(Collected data)
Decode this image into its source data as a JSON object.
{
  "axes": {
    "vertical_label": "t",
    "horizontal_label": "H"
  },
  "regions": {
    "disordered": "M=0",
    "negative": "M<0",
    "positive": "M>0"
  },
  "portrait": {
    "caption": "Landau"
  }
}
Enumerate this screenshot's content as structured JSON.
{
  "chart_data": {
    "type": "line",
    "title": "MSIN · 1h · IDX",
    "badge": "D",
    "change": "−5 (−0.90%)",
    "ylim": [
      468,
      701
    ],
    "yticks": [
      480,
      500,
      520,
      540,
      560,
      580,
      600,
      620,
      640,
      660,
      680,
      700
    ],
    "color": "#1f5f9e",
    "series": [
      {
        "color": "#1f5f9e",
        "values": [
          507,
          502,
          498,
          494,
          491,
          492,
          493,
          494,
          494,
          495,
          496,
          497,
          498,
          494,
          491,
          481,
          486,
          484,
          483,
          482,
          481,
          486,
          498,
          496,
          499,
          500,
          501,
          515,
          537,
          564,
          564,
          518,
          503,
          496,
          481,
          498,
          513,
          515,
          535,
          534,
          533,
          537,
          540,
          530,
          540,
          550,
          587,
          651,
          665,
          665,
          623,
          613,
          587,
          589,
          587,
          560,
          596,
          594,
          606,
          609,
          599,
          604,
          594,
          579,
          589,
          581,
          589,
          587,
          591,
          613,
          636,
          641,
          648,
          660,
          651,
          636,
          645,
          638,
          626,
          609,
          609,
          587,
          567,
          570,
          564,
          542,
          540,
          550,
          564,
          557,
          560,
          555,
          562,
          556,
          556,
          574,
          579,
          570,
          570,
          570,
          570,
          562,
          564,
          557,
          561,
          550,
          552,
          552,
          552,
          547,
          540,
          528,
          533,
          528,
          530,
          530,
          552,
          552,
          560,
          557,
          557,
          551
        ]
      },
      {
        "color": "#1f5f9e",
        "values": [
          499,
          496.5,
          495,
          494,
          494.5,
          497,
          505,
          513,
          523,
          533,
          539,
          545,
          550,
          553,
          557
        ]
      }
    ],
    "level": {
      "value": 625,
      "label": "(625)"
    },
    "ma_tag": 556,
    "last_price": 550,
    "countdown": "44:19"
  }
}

• PROBLEM STATEMENT
Repeat all of the records above exactly as written.

• IN RESPONSE
Decode this image into its source data as a JSON object.
{
  "axes": {
    "vertical_label": "t",
    "horizontal_label": "H"
  },
  "regions": {
    "disordered": "M=0",
    "negative": "M<0",
    "positive": "M>0"
  },
  "portrait": {
    "caption": "Landau"
  }
}
Enumerate this screenshot's content as structured JSON.
{
  "chart_data": {
    "type": "line",
    "title": "MSIN · 1h · IDX",
    "badge": "D",
    "change": "−5 (−0.90%)",
    "ylim": [
      468,
      701
    ],
    "yticks": [
      480,
      500,
      520,
      540,
      560,
      580,
      600,
      620,
      640,
      660,
      680,
      700
    ],
    "color": "#1f5f9e",
    "series": [
      {
        "color": "#1f5f9e",
        "values": [
          507,
          502,
          498,
          494,
          491,
          492,
          493,
          494,
          494,
          495,
          496,
          497,
          498,
          494,
          491,
          481,
          486,
          484,
          483,
          482,
          481,
          486,
          498,
          496,
          499,
          500,
          501,
          515,
          537,
          564,
          564,
          518,
          503,
          496,
          481,
          498,
          513,
          515,
          535,
          534,
          533,
          537,
          540,
          530,
          540,
          550,
          587,
          651,
          665,
          665,
          623,
          613,
          587,
          589,
          587,
          560,
          596,
          594,
          606,
          609,
          599,
          604,
          594,
          579,
          589,
          581,
          589,
          587,
          591,
          613,
          636,
          641,
          648,
          660,
          651,
          636,
          645,
          638,
          626,
          609,
          609,
          587,
          567,
          570,
          564,
          542,
          540,
          550,
          564,
          557,
          560,
          555,
          562,
          556,
          556,
          574,
          579,
          570,
          570,
          570,
          570,
          562,
          564,
          557,
          561,
          550,
          552,
          552,
          552,
          547,
          540,
          528,
          533,
          528,
          530,
          530,
          552,
          552,
          560,
          557,
          557,
          551
        ]
      },
      {
        "color": "#1f5f9e",
        "values": [
          499,
          496.5,
          495,
          494,
          494.5,
          497,
          505,
          513,
          523,
          533,
          539,
          545,
          550,
          553,
          557
        ]
      }
    ],
    "level": {
      "value": 625,
      "label": "(625)"
    },
    "ma_tag": 556,
    "last_price": 550,
    "countdown": "44:19"
  }
}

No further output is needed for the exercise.